● **SUPPLIED DATA**:

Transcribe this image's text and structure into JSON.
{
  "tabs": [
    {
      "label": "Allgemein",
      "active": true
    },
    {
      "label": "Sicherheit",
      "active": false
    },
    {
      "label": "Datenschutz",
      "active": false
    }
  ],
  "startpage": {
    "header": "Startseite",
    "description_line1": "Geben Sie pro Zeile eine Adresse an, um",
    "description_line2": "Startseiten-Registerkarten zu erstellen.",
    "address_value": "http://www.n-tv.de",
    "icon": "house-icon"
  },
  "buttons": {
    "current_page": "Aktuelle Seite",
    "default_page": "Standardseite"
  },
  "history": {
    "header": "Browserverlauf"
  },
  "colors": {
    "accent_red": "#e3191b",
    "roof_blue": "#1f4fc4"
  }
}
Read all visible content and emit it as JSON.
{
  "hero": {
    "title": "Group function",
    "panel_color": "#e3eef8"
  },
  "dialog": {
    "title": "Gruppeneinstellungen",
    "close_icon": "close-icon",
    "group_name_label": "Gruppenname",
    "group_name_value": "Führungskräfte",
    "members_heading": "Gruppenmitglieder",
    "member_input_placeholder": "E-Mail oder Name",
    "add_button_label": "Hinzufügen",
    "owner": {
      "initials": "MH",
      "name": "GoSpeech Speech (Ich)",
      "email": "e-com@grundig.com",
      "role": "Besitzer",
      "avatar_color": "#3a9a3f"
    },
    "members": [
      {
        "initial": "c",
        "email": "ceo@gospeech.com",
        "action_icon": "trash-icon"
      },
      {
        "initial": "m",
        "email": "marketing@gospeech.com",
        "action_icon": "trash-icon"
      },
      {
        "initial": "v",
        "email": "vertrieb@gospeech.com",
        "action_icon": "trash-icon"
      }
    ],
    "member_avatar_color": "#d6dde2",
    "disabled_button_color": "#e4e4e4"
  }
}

● **REQUIREMENTS**:
Lines of the material that contain the word "JSON" are to be gathered.

● **COMPLETED TASK**:
Transcribe this image's text and structure into JSON.
Read all visible content and emit it as JSON.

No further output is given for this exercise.